The task
Extract each line of the material that follows exactly and omit its pictures.

### Data in this exercise

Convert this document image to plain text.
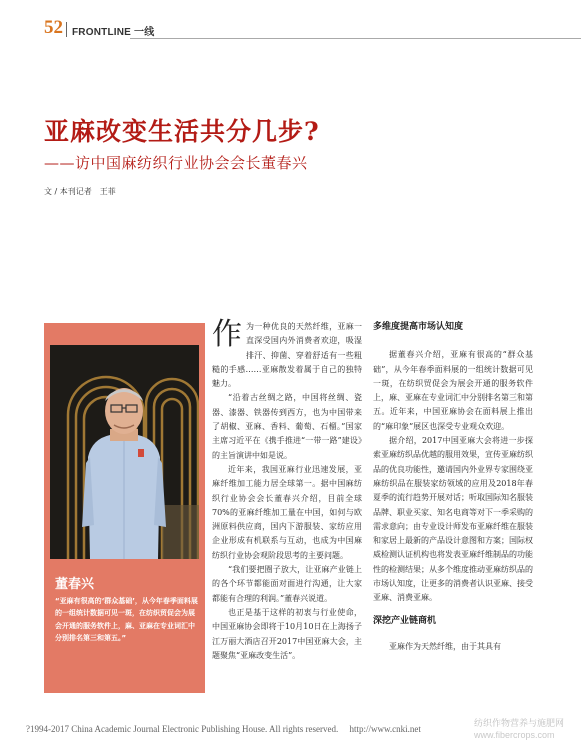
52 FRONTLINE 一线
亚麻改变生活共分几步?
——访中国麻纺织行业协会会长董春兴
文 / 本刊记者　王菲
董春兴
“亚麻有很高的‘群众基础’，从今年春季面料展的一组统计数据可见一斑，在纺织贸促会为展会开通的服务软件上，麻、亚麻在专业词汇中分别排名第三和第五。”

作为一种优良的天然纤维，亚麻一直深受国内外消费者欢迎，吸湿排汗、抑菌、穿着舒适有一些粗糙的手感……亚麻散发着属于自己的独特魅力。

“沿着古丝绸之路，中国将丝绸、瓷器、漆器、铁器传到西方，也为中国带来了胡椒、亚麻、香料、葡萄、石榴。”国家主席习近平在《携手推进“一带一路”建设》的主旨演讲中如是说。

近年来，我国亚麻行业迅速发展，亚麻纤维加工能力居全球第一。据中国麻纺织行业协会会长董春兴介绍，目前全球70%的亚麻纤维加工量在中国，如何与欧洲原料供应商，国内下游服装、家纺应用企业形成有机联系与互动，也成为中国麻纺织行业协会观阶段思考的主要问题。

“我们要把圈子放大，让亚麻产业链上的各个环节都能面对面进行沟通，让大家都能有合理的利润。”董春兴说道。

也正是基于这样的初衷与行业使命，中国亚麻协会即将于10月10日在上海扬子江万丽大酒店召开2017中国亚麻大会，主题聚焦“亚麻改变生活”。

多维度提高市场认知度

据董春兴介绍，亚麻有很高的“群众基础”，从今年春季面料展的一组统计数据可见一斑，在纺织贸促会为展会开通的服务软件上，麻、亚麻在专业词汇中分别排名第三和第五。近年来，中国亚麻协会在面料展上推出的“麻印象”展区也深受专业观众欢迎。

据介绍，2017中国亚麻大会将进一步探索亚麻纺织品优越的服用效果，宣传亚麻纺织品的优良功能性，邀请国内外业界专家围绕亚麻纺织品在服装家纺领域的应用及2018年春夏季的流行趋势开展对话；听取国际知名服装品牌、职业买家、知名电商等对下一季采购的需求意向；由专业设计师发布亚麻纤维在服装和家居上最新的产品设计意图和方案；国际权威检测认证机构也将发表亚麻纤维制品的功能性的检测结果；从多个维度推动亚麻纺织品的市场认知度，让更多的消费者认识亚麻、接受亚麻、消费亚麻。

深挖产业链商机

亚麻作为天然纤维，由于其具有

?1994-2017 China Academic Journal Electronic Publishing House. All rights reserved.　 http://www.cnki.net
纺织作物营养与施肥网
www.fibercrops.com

######

Result for this task
Convert this document image to plain text.
52 FRONTLINE 一线
亚麻改变生活共分几步?
——访中国麻纺织行业协会会长董春兴
文 / 本刊记者　王菲
董春兴
“亚麻有很高的‘群众基础’，从今年春季面料展的一组统计数据可见一斑，在纺织贸促会为展会开通的服务软件上，麻、亚麻在专业词汇中分别排名第三和第五。”

作为一种优良的天然纤维，亚麻一直深受国内外消费者欢迎，吸湿排汗、抑菌、穿着舒适有一些粗糙的手感……亚麻散发着属于自己的独特魅力。

“沿着古丝绸之路，中国将丝绸、瓷器、漆器、铁器传到西方，也为中国带来了胡椒、亚麻、香料、葡萄、石榴。”国家主席习近平在《携手推进“一带一路”建设》的主旨演讲中如是说。

近年来，我国亚麻行业迅速发展，亚麻纤维加工能力居全球第一。据中国麻纺织行业协会会长董春兴介绍，目前全球70%的亚麻纤维加工量在中国，如何与欧洲原料供应商，国内下游服装、家纺应用企业形成有机联系与互动，也成为中国麻纺织行业协会观阶段思考的主要问题。

“我们要把圈子放大，让亚麻产业链上的各个环节都能面对面进行沟通，让大家都能有合理的利润。”董春兴说道。

也正是基于这样的初衷与行业使命，中国亚麻协会即将于10月10日在上海扬子江万丽大酒店召开2017中国亚麻大会，主题聚焦“亚麻改变生活”。

多维度提高市场认知度

据董春兴介绍，亚麻有很高的“群众基础”，从今年春季面料展的一组统计数据可见一斑，在纺织贸促会为展会开通的服务软件上，麻、亚麻在专业词汇中分别排名第三和第五。近年来，中国亚麻协会在面料展上推出的“麻印象”展区也深受专业观众欢迎。

据介绍，2017中国亚麻大会将进一步探索亚麻纺织品优越的服用效果，宣传亚麻纺织品的优良功能性，邀请国内外业界专家围绕亚麻纺织品在服装家纺领域的应用及2018年春夏季的流行趋势开展对话；听取国际知名服装品牌、职业买家、知名电商等对下一季采购的需求意向；由专业设计师发布亚麻纤维在服装和家居上最新的产品设计意图和方案；国际权威检测认证机构也将发表亚麻纤维制品的功能性的检测结果；从多个维度推动亚麻纺织品的市场认知度，让更多的消费者认识亚麻、接受亚麻、消费亚麻。

深挖产业链商机

亚麻作为天然纤维，由于其具有

?1994-2017 China Academic Journal Electronic Publishing House. All rights reserved.　 http://www.cnki.net
纺织作物营养与施肥网
www.fibercrops.com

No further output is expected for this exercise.